+++ Material provided +++
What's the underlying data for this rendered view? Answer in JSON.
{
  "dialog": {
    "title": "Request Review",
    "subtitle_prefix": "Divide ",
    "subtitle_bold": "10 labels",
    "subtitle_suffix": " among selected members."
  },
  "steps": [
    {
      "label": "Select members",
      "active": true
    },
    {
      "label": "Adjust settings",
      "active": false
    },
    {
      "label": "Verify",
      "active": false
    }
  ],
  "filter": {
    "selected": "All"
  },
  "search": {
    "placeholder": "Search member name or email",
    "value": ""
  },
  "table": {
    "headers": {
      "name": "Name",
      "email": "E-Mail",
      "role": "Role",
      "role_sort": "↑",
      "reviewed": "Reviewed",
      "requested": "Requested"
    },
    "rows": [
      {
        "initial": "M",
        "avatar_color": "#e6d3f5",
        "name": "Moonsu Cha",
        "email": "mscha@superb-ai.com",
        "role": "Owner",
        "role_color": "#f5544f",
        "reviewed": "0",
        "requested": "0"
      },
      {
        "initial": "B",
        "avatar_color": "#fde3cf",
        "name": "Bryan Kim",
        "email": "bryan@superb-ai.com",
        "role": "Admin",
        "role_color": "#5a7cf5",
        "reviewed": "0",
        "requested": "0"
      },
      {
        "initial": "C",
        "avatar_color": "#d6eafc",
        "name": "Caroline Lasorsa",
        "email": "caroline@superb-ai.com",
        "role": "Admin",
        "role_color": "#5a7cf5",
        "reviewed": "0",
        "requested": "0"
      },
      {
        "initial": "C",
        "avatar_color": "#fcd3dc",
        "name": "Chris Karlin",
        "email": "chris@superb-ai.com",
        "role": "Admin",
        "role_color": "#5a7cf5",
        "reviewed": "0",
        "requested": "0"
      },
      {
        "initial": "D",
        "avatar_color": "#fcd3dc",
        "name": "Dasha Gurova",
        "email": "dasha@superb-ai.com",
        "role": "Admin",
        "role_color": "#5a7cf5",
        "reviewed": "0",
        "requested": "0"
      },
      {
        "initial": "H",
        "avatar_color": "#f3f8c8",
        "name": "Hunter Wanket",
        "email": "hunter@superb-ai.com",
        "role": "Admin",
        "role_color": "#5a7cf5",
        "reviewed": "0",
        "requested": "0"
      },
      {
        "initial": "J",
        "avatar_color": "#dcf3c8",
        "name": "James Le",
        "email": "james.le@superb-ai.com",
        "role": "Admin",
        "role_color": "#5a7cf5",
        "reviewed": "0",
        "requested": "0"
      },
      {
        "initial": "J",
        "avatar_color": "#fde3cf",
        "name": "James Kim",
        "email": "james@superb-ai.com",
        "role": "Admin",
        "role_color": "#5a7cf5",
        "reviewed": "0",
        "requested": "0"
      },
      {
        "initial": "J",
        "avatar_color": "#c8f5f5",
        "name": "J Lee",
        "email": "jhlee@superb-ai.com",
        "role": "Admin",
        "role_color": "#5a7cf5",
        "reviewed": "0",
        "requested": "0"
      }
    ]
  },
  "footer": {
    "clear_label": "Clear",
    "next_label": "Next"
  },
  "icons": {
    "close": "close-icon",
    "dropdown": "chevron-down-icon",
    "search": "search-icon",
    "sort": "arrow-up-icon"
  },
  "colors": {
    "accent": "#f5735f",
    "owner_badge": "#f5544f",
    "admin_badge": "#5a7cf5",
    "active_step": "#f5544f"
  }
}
+++
▶ _What to work on_: Send back every record, precisely as written.

▶ _Complete answer_:
What's the underlying data for this rendered view? Answer in JSON.
{
  "dialog": {
    "title": "Request Review",
    "subtitle_prefix": "Divide ",
    "subtitle_bold": "10 labels",
    "subtitle_suffix": " among selected members."
  },
  "steps": [
    {
      "label": "Select members",
      "active": true
    },
    {
      "label": "Adjust settings",
      "active": false
    },
    {
      "label": "Verify",
      "active": false
    }
  ],
  "filter": {
    "selected": "All"
  },
  "search": {
    "placeholder": "Search member name or email",
    "value": ""
  },
  "table": {
    "headers": {
      "name": "Name",
      "email": "E-Mail",
      "role": "Role",
      "role_sort": "↑",
      "reviewed": "Reviewed",
      "requested": "Requested"
    },
    "rows": [
      {
        "initial": "M",
        "avatar_color": "#e6d3f5",
        "name": "Moonsu Cha",
        "email": "mscha@superb-ai.com",
        "role": "Owner",
        "role_color": "#f5544f",
        "reviewed": "0",
        "requested": "0"
      },
      {
        "initial": "B",
        "avatar_color": "#fde3cf",
        "name": "Bryan Kim",
        "email": "bryan@superb-ai.com",
        "role": "Admin",
        "role_color": "#5a7cf5",
        "reviewed": "0",
        "requested": "0"
      },
      {
        "initial": "C",
        "avatar_color": "#d6eafc",
        "name": "Caroline Lasorsa",
        "email": "caroline@superb-ai.com",
        "role": "Admin",
        "role_color": "#5a7cf5",
        "reviewed": "0",
        "requested": "0"
      },
      {
        "initial": "C",
        "avatar_color": "#fcd3dc",
        "name": "Chris Karlin",
        "email": "chris@superb-ai.com",
        "role": "Admin",
        "role_color": "#5a7cf5",
        "reviewed": "0",
        "requested": "0"
      },
      {
        "initial": "D",
        "avatar_color": "#fcd3dc",
        "name": "Dasha Gurova",
        "email": "dasha@superb-ai.com",
        "role": "Admin",
        "role_color": "#5a7cf5",
        "reviewed": "0",
        "requested": "0"
      },
      {
        "initial": "H",
        "avatar_color": "#f3f8c8",
        "name": "Hunter Wanket",
        "email": "hunter@superb-ai.com",
        "role": "Admin",
        "role_color": "#5a7cf5",
        "reviewed": "0",
        "requested": "0"
      },
      {
        "initial": "J",
        "avatar_color": "#dcf3c8",
        "name": "James Le",
        "email": "james.le@superb-ai.com",
        "role": "Admin",
        "role_color": "#5a7cf5",
        "reviewed": "0",
        "requested": "0"
      },
      {
        "initial": "J",
        "avatar_color": "#fde3cf",
        "name": "James Kim",
        "email": "james@superb-ai.com",
        "role": "Admin",
        "role_color": "#5a7cf5",
        "reviewed": "0",
        "requested": "0"
      },
      {
        "initial": "J",
        "avatar_color": "#c8f5f5",
        "name": "J Lee",
        "email": "jhlee@superb-ai.com",
        "role": "Admin",
        "role_color": "#5a7cf5",
        "reviewed": "0",
        "requested": "0"
      }
    ]
  },
  "footer": {
    "clear_label": "Clear",
    "next_label": "Next"
  },
  "icons": {
    "close": "close-icon",
    "dropdown": "chevron-down-icon",
    "search": "search-icon",
    "sort": "arrow-up-icon"
  },
  "colors": {
    "accent": "#f5735f",
    "owner_badge": "#f5544f",
    "admin_badge": "#5a7cf5",
    "active_step": "#f5544f"
  }
}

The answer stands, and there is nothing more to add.